▶ [Description of the task]: Count how many lines of the material contain the string "nNorth", then give that number and nothing more.

▶ [Dataset rows]:
<<<<

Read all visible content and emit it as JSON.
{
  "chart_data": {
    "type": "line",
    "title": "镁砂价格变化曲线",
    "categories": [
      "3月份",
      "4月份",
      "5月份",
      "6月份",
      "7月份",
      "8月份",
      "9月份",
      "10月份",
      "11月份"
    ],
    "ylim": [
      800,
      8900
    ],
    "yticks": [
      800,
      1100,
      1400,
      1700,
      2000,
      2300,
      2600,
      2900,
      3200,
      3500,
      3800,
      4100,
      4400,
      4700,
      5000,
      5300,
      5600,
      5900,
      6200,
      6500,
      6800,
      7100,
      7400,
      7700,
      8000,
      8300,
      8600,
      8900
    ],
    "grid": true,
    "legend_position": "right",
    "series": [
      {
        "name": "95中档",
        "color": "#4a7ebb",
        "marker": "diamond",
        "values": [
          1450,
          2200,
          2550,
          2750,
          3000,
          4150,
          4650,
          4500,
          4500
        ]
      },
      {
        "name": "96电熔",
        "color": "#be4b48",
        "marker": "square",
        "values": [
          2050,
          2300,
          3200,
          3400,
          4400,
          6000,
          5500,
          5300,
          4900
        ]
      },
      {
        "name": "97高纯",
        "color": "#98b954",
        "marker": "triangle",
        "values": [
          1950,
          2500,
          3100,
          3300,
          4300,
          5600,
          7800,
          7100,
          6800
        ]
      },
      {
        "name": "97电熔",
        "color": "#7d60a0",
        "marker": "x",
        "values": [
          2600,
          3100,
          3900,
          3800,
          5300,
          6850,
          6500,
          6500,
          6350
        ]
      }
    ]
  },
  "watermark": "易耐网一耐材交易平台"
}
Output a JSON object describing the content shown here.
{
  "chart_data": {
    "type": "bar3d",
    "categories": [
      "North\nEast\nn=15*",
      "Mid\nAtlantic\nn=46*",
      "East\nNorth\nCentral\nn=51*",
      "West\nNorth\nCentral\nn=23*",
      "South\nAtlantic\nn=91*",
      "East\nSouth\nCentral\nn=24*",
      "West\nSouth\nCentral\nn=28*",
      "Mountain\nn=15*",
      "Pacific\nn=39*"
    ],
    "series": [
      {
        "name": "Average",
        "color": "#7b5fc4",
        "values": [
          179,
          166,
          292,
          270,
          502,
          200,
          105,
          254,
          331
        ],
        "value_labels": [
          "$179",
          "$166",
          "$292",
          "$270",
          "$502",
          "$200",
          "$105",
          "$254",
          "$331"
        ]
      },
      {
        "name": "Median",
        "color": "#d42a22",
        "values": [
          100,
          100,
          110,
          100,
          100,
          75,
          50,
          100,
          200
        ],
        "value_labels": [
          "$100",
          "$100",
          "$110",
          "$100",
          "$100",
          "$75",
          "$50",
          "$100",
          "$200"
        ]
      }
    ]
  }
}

>>>>

▶ [Completed exercise]: 2